• **REQUIRED WORK**: Repeat every line of the material, character for character.

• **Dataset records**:
Start
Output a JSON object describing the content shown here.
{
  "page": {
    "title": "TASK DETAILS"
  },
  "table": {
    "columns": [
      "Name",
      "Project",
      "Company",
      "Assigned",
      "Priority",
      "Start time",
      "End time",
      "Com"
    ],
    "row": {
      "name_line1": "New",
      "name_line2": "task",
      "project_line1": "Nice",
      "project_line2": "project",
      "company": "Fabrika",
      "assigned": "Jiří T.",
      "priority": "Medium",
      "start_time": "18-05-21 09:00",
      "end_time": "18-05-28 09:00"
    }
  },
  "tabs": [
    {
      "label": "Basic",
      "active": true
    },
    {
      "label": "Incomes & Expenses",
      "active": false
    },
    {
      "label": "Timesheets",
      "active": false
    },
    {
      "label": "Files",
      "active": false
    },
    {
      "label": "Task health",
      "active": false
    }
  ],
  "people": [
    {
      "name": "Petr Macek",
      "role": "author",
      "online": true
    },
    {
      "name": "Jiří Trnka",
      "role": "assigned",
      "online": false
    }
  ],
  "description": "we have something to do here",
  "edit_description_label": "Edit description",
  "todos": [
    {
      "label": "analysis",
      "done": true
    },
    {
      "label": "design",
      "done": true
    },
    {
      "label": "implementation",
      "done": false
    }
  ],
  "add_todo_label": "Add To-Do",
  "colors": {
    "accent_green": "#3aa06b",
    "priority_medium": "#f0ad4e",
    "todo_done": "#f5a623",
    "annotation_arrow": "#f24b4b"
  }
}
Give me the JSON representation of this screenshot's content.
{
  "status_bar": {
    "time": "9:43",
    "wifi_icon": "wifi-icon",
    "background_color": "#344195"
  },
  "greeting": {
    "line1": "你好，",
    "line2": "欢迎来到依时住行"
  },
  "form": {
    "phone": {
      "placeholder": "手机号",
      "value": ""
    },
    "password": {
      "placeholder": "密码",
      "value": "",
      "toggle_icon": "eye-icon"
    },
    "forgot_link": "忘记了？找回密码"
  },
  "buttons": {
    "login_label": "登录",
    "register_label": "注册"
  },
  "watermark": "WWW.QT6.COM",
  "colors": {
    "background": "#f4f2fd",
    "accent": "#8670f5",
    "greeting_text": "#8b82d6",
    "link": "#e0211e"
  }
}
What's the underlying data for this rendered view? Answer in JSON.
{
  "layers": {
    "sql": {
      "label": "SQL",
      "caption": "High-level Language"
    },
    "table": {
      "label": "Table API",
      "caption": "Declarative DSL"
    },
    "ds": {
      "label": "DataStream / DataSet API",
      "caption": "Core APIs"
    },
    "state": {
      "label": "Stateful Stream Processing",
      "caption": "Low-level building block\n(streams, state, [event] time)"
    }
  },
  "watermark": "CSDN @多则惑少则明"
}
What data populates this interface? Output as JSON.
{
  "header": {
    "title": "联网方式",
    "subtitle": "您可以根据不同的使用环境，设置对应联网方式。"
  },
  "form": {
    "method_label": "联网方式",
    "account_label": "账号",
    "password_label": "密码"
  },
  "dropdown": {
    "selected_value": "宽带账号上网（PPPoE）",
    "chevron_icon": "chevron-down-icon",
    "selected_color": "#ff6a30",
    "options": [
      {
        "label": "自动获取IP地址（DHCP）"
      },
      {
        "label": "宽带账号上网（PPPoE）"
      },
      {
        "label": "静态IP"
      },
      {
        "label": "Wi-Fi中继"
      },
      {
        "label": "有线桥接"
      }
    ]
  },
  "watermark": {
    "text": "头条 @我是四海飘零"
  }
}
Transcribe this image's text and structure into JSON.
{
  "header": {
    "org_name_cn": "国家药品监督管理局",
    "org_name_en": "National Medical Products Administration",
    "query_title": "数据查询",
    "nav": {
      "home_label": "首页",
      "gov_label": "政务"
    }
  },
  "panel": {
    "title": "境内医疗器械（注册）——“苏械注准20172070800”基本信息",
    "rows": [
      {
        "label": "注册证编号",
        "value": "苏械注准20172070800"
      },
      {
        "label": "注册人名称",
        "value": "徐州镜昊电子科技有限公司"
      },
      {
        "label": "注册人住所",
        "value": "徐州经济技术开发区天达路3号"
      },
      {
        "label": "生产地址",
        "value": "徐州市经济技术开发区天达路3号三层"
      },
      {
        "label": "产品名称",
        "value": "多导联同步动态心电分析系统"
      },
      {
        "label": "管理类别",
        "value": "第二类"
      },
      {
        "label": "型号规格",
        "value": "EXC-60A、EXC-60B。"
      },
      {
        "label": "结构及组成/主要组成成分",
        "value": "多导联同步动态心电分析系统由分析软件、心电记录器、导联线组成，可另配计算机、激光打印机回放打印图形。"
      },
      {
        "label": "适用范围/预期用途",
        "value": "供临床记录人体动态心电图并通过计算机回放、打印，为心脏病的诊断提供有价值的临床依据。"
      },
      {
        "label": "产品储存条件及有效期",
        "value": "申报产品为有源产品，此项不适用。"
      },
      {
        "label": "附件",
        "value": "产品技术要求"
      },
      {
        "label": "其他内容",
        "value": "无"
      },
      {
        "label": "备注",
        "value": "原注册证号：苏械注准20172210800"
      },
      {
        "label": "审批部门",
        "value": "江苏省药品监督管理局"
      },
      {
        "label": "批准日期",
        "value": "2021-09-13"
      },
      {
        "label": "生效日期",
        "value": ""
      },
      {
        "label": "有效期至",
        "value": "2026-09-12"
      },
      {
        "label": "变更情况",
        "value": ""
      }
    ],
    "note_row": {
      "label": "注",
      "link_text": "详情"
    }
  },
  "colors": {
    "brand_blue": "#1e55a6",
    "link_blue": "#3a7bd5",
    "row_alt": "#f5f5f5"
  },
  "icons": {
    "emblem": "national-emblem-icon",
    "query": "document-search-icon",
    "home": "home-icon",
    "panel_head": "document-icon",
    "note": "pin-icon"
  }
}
End
• **RESPONSE**:
Output a JSON object describing the content shown here.
{
  "page": {
    "title": "TASK DETAILS"
  },
  "table": {
    "columns": [
      "Name",
      "Project",
      "Company",
      "Assigned",
      "Priority",
      "Start time",
      "End time",
      "Com"
    ],
    "row": {
      "name_line1": "New",
      "name_line2": "task",
      "project_line1": "Nice",
      "project_line2": "project",
      "company": "Fabrika",
      "assigned": "Jiří T.",
      "priority": "Medium",
      "start_time": "18-05-21 09:00",
      "end_time": "18-05-28 09:00"
    }
  },
  "tabs": [
    {
      "label": "Basic",
      "active": true
    },
    {
      "label": "Incomes & Expenses",
      "active": false
    },
    {
      "label": "Timesheets",
      "active": false
    },
    {
      "label": "Files",
      "active": false
    },
    {
      "label": "Task health",
      "active": false
    }
  ],
  "people": [
    {
      "name": "Petr Macek",
      "role": "author",
      "online": true
    },
    {
      "name": "Jiří Trnka",
      "role": "assigned",
      "online": false
    }
  ],
  "description": "we have something to do here",
  "edit_description_label": "Edit description",
  "todos": [
    {
      "label": "analysis",
      "done": true
    },
    {
      "label": "design",
      "done": true
    },
    {
      "label": "implementation",
      "done": false
    }
  ],
  "add_todo_label": "Add To-Do",
  "colors": {
    "accent_green": "#3aa06b",
    "priority_medium": "#f0ad4e",
    "todo_done": "#f5a623",
    "annotation_arrow": "#f24b4b"
  }
}
Give me the JSON representation of this screenshot's content.
{
  "status_bar": {
    "time": "9:43",
    "wifi_icon": "wifi-icon",
    "background_color": "#344195"
  },
  "greeting": {
    "line1": "你好，",
    "line2": "欢迎来到依时住行"
  },
  "form": {
    "phone": {
      "placeholder": "手机号",
      "value": ""
    },
    "password": {
      "placeholder": "密码",
      "value": "",
      "toggle_icon": "eye-icon"
    },
    "forgot_link": "忘记了？找回密码"
  },
  "buttons": {
    "login_label": "登录",
    "register_label": "注册"
  },
  "watermark": "WWW.QT6.COM",
  "colors": {
    "background": "#f4f2fd",
    "accent": "#8670f5",
    "greeting_text": "#8b82d6",
    "link": "#e0211e"
  }
}
What's the underlying data for this rendered view? Answer in JSON.
{
  "layers": {
    "sql": {
      "label": "SQL",
      "caption": "High-level Language"
    },
    "table": {
      "label": "Table API",
      "caption": "Declarative DSL"
    },
    "ds": {
      "label": "DataStream / DataSet API",
      "caption": "Core APIs"
    },
    "state": {
      "label": "Stateful Stream Processing",
      "caption": "Low-level building block\n(streams, state, [event] time)"
    }
  },
  "watermark": "CSDN @多则惑少则明"
}
What data populates this interface? Output as JSON.
{
  "header": {
    "title": "联网方式",
    "subtitle": "您可以根据不同的使用环境，设置对应联网方式。"
  },
  "form": {
    "method_label": "联网方式",
    "account_label": "账号",
    "password_label": "密码"
  },
  "dropdown": {
    "selected_value": "宽带账号上网（PPPoE）",
    "chevron_icon": "chevron-down-icon",
    "selected_color": "#ff6a30",
    "options": [
      {
        "label": "自动获取IP地址（DHCP）"
      },
      {
        "label": "宽带账号上网（PPPoE）"
      },
      {
        "label": "静态IP"
      },
      {
        "label": "Wi-Fi中继"
      },
      {
        "label": "有线桥接"
      }
    ]
  },
  "watermark": {
    "text": "头条 @我是四海飘零"
  }
}
Transcribe this image's text and structure into JSON.
{
  "header": {
    "org_name_cn": "国家药品监督管理局",
    "org_name_en": "National Medical Products Administration",
    "query_title": "数据查询",
    "nav": {
      "home_label": "首页",
      "gov_label": "政务"
    }
  },
  "panel": {
    "title": "境内医疗器械（注册）——“苏械注准20172070800”基本信息",
    "rows": [
      {
        "label": "注册证编号",
        "value": "苏械注准20172070800"
      },
      {
        "label": "注册人名称",
        "value": "徐州镜昊电子科技有限公司"
      },
      {
        "label": "注册人住所",
        "value": "徐州经济技术开发区天达路3号"
      },
      {
        "label": "生产地址",
        "value": "徐州市经济技术开发区天达路3号三层"
      },
      {
        "label": "产品名称",
        "value": "多导联同步动态心电分析系统"
      },
      {
        "label": "管理类别",
        "value": "第二类"
      },
      {
        "label": "型号规格",
        "value": "EXC-60A、EXC-60B。"
      },
      {
        "label": "结构及组成/主要组成成分",
        "value": "多导联同步动态心电分析系统由分析软件、心电记录器、导联线组成，可另配计算机、激光打印机回放打印图形。"
      },
      {
        "label": "适用范围/预期用途",
        "value": "供临床记录人体动态心电图并通过计算机回放、打印，为心脏病的诊断提供有价值的临床依据。"
      },
      {
        "label": "产品储存条件及有效期",
        "value": "申报产品为有源产品，此项不适用。"
      },
      {
        "label": "附件",
        "value": "产品技术要求"
      },
      {
        "label": "其他内容",
        "value": "无"
      },
      {
        "label": "备注",
        "value": "原注册证号：苏械注准20172210800"
      },
      {
        "label": "审批部门",
        "value": "江苏省药品监督管理局"
      },
      {
        "label": "批准日期",
        "value": "2021-09-13"
      },
      {
        "label": "生效日期",
        "value": ""
      },
      {
        "label": "有效期至",
        "value": "2026-09-12"
      },
      {
        "label": "变更情况",
        "value": ""
      }
    ],
    "note_row": {
      "label": "注",
      "link_text": "详情"
    }
  },
  "colors": {
    "brand_blue": "#1e55a6",
    "link_blue": "#3a7bd5",
    "row_alt": "#f5f5f5"
  },
  "icons": {
    "emblem": "national-emblem-icon",
    "query": "document-search-icon",
    "home": "home-icon",
    "panel_head": "document-icon",
    "note": "pin-icon"
  }
}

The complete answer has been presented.